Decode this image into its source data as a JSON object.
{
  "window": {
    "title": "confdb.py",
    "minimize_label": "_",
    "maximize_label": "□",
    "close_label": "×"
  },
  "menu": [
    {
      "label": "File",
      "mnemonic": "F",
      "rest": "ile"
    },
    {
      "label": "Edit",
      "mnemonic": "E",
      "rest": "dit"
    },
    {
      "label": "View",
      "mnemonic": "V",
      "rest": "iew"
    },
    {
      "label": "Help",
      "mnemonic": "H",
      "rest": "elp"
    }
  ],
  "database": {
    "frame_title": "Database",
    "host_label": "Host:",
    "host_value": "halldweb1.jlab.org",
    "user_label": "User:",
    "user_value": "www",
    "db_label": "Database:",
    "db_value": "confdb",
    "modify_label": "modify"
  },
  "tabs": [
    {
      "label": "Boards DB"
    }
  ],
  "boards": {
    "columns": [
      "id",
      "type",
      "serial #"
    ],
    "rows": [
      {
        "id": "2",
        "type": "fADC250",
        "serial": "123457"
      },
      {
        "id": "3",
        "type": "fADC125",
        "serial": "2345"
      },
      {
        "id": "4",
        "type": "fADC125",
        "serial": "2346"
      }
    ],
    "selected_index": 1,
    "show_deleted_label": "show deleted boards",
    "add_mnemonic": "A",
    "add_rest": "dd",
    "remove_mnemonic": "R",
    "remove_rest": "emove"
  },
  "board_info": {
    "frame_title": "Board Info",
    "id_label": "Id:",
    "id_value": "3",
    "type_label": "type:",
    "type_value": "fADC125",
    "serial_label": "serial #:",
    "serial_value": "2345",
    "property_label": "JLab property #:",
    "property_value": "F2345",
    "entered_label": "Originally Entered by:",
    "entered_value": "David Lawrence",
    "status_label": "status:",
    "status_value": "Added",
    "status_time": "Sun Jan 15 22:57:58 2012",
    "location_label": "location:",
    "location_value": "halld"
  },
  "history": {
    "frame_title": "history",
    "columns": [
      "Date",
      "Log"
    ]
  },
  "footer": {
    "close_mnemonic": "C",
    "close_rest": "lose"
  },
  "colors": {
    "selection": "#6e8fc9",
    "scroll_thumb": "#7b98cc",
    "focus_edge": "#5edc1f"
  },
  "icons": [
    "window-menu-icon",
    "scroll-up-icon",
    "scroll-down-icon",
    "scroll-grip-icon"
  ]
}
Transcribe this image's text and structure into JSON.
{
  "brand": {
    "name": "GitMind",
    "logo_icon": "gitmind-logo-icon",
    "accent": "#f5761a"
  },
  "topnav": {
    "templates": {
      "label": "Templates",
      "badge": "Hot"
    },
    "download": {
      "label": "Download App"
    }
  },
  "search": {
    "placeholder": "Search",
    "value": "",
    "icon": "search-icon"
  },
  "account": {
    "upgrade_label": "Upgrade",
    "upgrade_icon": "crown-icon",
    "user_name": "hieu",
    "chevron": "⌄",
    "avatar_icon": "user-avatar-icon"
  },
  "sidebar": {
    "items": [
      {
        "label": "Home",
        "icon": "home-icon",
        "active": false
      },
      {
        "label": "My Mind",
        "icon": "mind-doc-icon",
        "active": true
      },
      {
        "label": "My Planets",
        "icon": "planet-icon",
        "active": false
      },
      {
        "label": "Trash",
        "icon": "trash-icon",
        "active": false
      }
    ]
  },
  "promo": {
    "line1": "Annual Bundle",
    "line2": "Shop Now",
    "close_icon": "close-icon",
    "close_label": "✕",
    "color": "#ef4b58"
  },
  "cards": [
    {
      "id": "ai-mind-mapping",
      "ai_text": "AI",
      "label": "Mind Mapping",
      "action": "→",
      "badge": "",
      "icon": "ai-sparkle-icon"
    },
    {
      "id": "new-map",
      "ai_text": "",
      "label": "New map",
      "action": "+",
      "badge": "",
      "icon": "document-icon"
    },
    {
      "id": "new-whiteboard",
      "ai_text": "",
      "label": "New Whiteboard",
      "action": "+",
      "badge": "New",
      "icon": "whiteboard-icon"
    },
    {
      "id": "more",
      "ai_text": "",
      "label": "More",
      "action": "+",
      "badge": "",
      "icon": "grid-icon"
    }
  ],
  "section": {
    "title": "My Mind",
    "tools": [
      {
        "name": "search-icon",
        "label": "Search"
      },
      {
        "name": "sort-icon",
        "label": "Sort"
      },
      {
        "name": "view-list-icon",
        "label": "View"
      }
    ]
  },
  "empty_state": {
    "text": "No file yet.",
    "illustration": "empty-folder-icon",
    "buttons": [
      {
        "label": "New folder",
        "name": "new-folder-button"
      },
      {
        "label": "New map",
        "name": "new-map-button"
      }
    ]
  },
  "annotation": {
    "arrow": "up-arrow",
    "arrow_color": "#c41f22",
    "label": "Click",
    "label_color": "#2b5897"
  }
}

•••••

**Aim:** Repeat the records above exactly, leaving none out.

**Full output:**
Decode this image into its source data as a JSON object.
{
  "window": {
    "title": "confdb.py",
    "minimize_label": "_",
    "maximize_label": "□",
    "close_label": "×"
  },
  "menu": [
    {
      "label": "File",
      "mnemonic": "F",
      "rest": "ile"
    },
    {
      "label": "Edit",
      "mnemonic": "E",
      "rest": "dit"
    },
    {
      "label": "View",
      "mnemonic": "V",
      "rest": "iew"
    },
    {
      "label": "Help",
      "mnemonic": "H",
      "rest": "elp"
    }
  ],
  "database": {
    "frame_title": "Database",
    "host_label": "Host:",
    "host_value": "halldweb1.jlab.org",
    "user_label": "User:",
    "user_value": "www",
    "db_label": "Database:",
    "db_value": "confdb",
    "modify_label": "modify"
  },
  "tabs": [
    {
      "label": "Boards DB"
    }
  ],
  "boards": {
    "columns": [
      "id",
      "type",
      "serial #"
    ],
    "rows": [
      {
        "id": "2",
        "type": "fADC250",
        "serial": "123457"
      },
      {
        "id": "3",
        "type": "fADC125",
        "serial": "2345"
      },
      {
        "id": "4",
        "type": "fADC125",
        "serial": "2346"
      }
    ],
    "selected_index": 1,
    "show_deleted_label": "show deleted boards",
    "add_mnemonic": "A",
    "add_rest": "dd",
    "remove_mnemonic": "R",
    "remove_rest": "emove"
  },
  "board_info": {
    "frame_title": "Board Info",
    "id_label": "Id:",
    "id_value": "3",
    "type_label": "type:",
    "type_value": "fADC125",
    "serial_label": "serial #:",
    "serial_value": "2345",
    "property_label": "JLab property #:",
    "property_value": "F2345",
    "entered_label": "Originally Entered by:",
    "entered_value": "David Lawrence",
    "status_label": "status:",
    "status_value": "Added",
    "status_time": "Sun Jan 15 22:57:58 2012",
    "location_label": "location:",
    "location_value": "halld"
  },
  "history": {
    "frame_title": "history",
    "columns": [
      "Date",
      "Log"
    ]
  },
  "footer": {
    "close_mnemonic": "C",
    "close_rest": "lose"
  },
  "colors": {
    "selection": "#6e8fc9",
    "scroll_thumb": "#7b98cc",
    "focus_edge": "#5edc1f"
  },
  "icons": [
    "window-menu-icon",
    "scroll-up-icon",
    "scroll-down-icon",
    "scroll-grip-icon"
  ]
}
Transcribe this image's text and structure into JSON.
{
  "brand": {
    "name": "GitMind",
    "logo_icon": "gitmind-logo-icon",
    "accent": "#f5761a"
  },
  "topnav": {
    "templates": {
      "label": "Templates",
      "badge": "Hot"
    },
    "download": {
      "label": "Download App"
    }
  },
  "search": {
    "placeholder": "Search",
    "value": "",
    "icon": "search-icon"
  },
  "account": {
    "upgrade_label": "Upgrade",
    "upgrade_icon": "crown-icon",
    "user_name": "hieu",
    "chevron": "⌄",
    "avatar_icon": "user-avatar-icon"
  },
  "sidebar": {
    "items": [
      {
        "label": "Home",
        "icon": "home-icon",
        "active": false
      },
      {
        "label": "My Mind",
        "icon": "mind-doc-icon",
        "active": true
      },
      {
        "label": "My Planets",
        "icon": "planet-icon",
        "active": false
      },
      {
        "label": "Trash",
        "icon": "trash-icon",
        "active": false
      }
    ]
  },
  "promo": {
    "line1": "Annual Bundle",
    "line2": "Shop Now",
    "close_icon": "close-icon",
    "close_label": "✕",
    "color": "#ef4b58"
  },
  "cards": [
    {
      "id": "ai-mind-mapping",
      "ai_text": "AI",
      "label": "Mind Mapping",
      "action": "→",
      "badge": "",
      "icon": "ai-sparkle-icon"
    },
    {
      "id": "new-map",
      "ai_text": "",
      "label": "New map",
      "action": "+",
      "badge": "",
      "icon": "document-icon"
    },
    {
      "id": "new-whiteboard",
      "ai_text": "",
      "label": "New Whiteboard",
      "action": "+",
      "badge": "New",
      "icon": "whiteboard-icon"
    },
    {
      "id": "more",
      "ai_text": "",
      "label": "More",
      "action": "+",
      "badge": "",
      "icon": "grid-icon"
    }
  ],
  "section": {
    "title": "My Mind",
    "tools": [
      {
        "name": "search-icon",
        "label": "Search"
      },
      {
        "name": "sort-icon",
        "label": "Sort"
      },
      {
        "name": "view-list-icon",
        "label": "View"
      }
    ]
  },
  "empty_state": {
    "text": "No file yet.",
    "illustration": "empty-folder-icon",
    "buttons": [
      {
        "label": "New folder",
        "name": "new-folder-button"
      },
      {
        "label": "New map",
        "name": "new-map-button"
      }
    ]
  },
  "annotation": {
    "arrow": "up-arrow",
    "arrow_color": "#c41f22",
    "label": "Click",
    "label_color": "#2b5897"
  }
}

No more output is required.